** START WORKING DATA **

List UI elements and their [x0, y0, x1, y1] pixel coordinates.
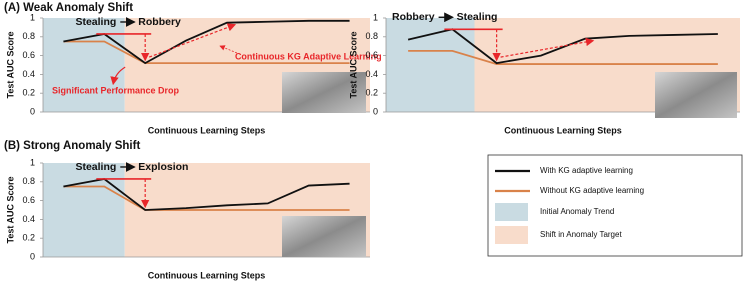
y-tick-label: 1	[373, 12, 378, 22]
region-initial	[43, 18, 125, 112]
section-title: (B) Strong Anomaly Shift	[4, 140, 140, 152]
y-tick-label: 0.4	[22, 69, 35, 79]
photo	[282, 72, 366, 113]
legend-swatch	[495, 203, 528, 221]
legend-label: Shift in Anomaly Target	[540, 230, 622, 239]
y-tick-label: 0	[373, 106, 378, 116]
legend-label: Initial Anomaly Trend	[540, 207, 614, 216]
x-axis-label: Continuous Learning Steps	[148, 125, 266, 135]
y-tick-label: 0.6	[22, 50, 35, 60]
shift-to: Explosion	[138, 161, 188, 173]
legend: With KG adaptive learning Without KG adap…	[487, 154, 743, 257]
series-line	[63, 178, 350, 211]
y-tick-label: 1	[30, 157, 35, 167]
annotation-arrow	[219, 45, 238, 54]
legend-frame	[487, 154, 743, 257]
y-axis-label: Test AUC Score	[5, 176, 15, 243]
section-title: (A) Weak Anomaly Shift	[4, 2, 133, 14]
y-tick-label: 0.8	[22, 31, 35, 41]
shift-from: Stealing	[75, 16, 116, 28]
shift-to: Robbery	[138, 16, 181, 28]
learning-arrow	[148, 23, 237, 58]
y-tick-label: 0.2	[365, 88, 378, 98]
learning-arrow	[500, 37, 595, 58]
y-tick-label: 0.2	[22, 233, 35, 243]
y-tick-label: 0	[30, 251, 35, 261]
y-tick-label: 0.2	[22, 88, 35, 98]
legend-label: Without KG adaptive learning	[540, 186, 644, 195]
annotation-arrow	[110, 66, 126, 86]
x-axis-label: Continuous Learning Steps	[148, 270, 266, 280]
shift-from: Robbery	[392, 11, 435, 23]
photo	[655, 72, 737, 118]
y-tick-label: 0.4	[22, 214, 35, 224]
y-tick-label: 0.4	[365, 69, 378, 79]
y-tick-label: 1	[30, 12, 35, 22]
y-tick-label: 0	[30, 106, 35, 116]
series-line	[63, 185, 350, 211]
series-line	[407, 28, 718, 65]
legend-swatch	[495, 226, 528, 244]
legend-label: With KG adaptive learning	[540, 166, 633, 175]
series-line	[63, 40, 350, 65]
photo	[282, 216, 366, 257]
region-initial	[386, 18, 475, 112]
series-line	[63, 19, 350, 65]
y-axis-label: Test AUC Score	[5, 31, 15, 98]
annotation: Significant Performance Drop	[52, 85, 180, 95]
shift-to: Stealing	[457, 11, 498, 23]
y-axis-label: Test AUC Score	[348, 31, 358, 98]
region-initial	[43, 163, 125, 257]
y-tick-label: 0.6	[365, 50, 378, 60]
y-tick-label: 0.6	[22, 195, 35, 205]
shift-from: Stealing	[75, 161, 116, 173]
series-line	[408, 50, 718, 65]
annotation: Continuous KG Adaptive Learning	[235, 51, 382, 61]
x-axis-label: Continuous Learning Steps	[504, 125, 622, 135]
y-tick-label: 0.8	[365, 31, 378, 41]
y-tick-label: 0.8	[22, 176, 35, 186]
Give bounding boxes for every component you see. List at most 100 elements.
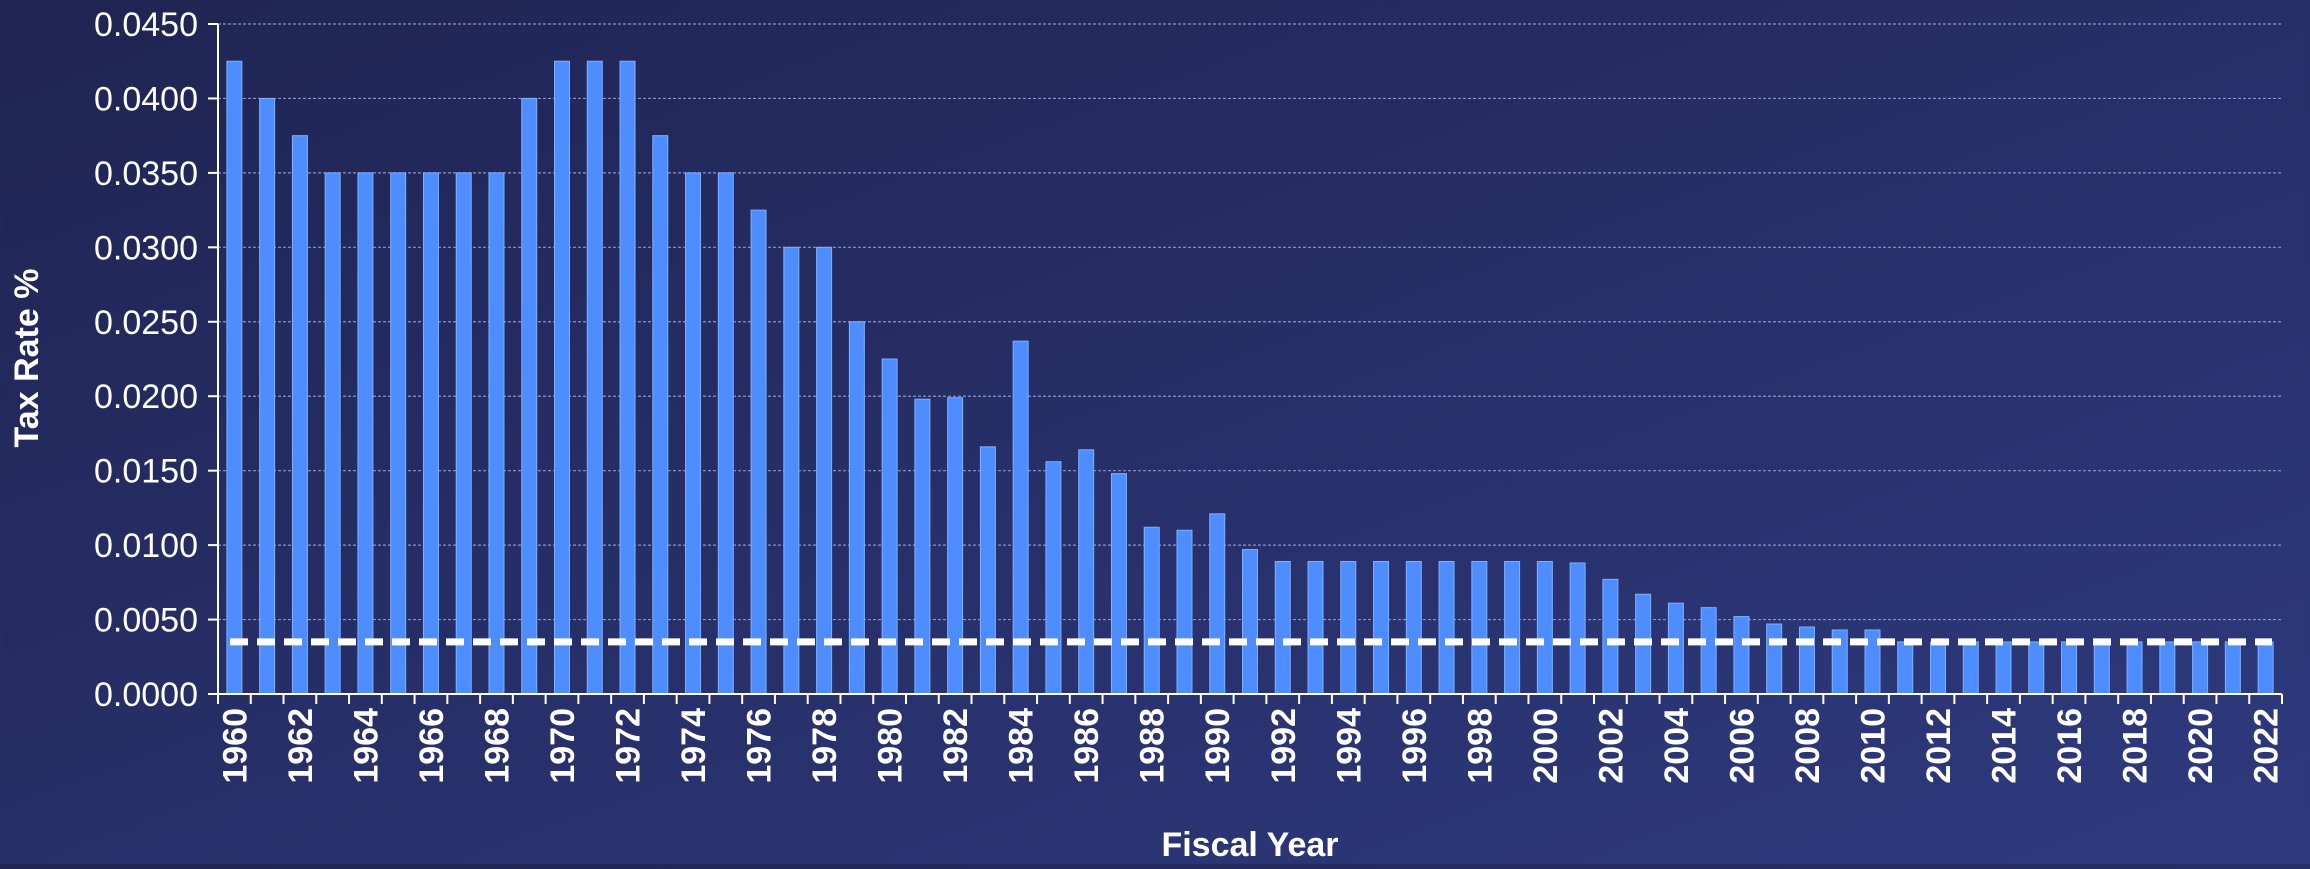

** END WORKING DATA **

PROBLEM: Rewrite all of the data above with every "Test AUC Score" replaced by "Validation AUC Score" and everything else unchanged, omitting the picture lines.

WRITTEN SOLUTION:
List UI elements and their [x0, y0, x1, y1] pixel coordinates.
y-tick-label: 1	[373, 12, 378, 22]
region-initial	[43, 18, 125, 112]
section-title: (B) Strong Anomaly Shift	[4, 140, 140, 152]
y-tick-label: 0.4	[22, 69, 35, 79]
photo	[282, 72, 366, 113]
legend-swatch	[495, 203, 528, 221]
legend-label: Shift in Anomaly Target	[540, 230, 622, 239]
y-tick-label: 0	[373, 106, 378, 116]
legend-label: Initial Anomaly Trend	[540, 207, 614, 216]
x-axis-label: Continuous Learning Steps	[148, 125, 266, 135]
y-tick-label: 0.6	[22, 50, 35, 60]
shift-to: Explosion	[138, 161, 188, 173]
legend: With KG adaptive learning Without KG adap…	[487, 154, 743, 257]
series-line	[63, 178, 350, 211]
y-tick-label: 1	[30, 157, 35, 167]
annotation-arrow	[219, 45, 238, 54]
legend-frame	[487, 154, 743, 257]
y-axis-label: Validation AUC Score	[5, 176, 15, 243]
section-title: (A) Weak Anomaly Shift	[4, 2, 133, 14]
y-tick-label: 0.8	[22, 31, 35, 41]
shift-from: Stealing	[75, 16, 116, 28]
shift-to: Robbery	[138, 16, 181, 28]
learning-arrow	[148, 23, 237, 58]
y-tick-label: 0.2	[365, 88, 378, 98]
learning-arrow	[500, 37, 595, 58]
y-tick-label: 0.2	[22, 233, 35, 243]
y-tick-label: 0	[30, 251, 35, 261]
y-tick-label: 0.2	[22, 88, 35, 98]
legend-label: Without KG adaptive learning	[540, 186, 644, 195]
annotation-arrow	[110, 66, 126, 86]
x-axis-label: Continuous Learning Steps	[148, 270, 266, 280]
shift-from: Robbery	[392, 11, 435, 23]
photo	[655, 72, 737, 118]
y-tick-label: 0.4	[22, 214, 35, 224]
y-tick-label: 0.4	[365, 69, 378, 79]
y-tick-label: 1	[30, 12, 35, 22]
y-tick-label: 0	[30, 106, 35, 116]
series-line	[63, 185, 350, 211]
series-line	[407, 28, 718, 65]
legend-swatch	[495, 226, 528, 244]
legend-label: With KG adaptive learning	[540, 166, 633, 175]
series-line	[63, 40, 350, 65]
photo	[282, 216, 366, 257]
region-initial	[386, 18, 475, 112]
series-line	[63, 19, 350, 65]
y-axis-label: Validation AUC Score	[5, 31, 15, 98]
annotation: Significant Performance Drop	[52, 85, 180, 95]
shift-to: Stealing	[457, 11, 498, 23]
y-axis-label: Validation AUC Score	[348, 31, 358, 98]
region-initial	[43, 163, 125, 257]
y-tick-label: 0.6	[365, 50, 378, 60]
y-tick-label: 0.6	[22, 195, 35, 205]
shift-from: Stealing	[75, 161, 116, 173]
series-line	[408, 50, 718, 65]
annotation: Continuous KG Adaptive Learning	[235, 51, 382, 61]
x-axis-label: Continuous Learning Steps	[504, 125, 622, 135]
y-tick-label: 0.8	[365, 31, 378, 41]
y-tick-label: 0.8	[22, 176, 35, 186]
Give bounding boxes for every component you see. List at most 100 elements.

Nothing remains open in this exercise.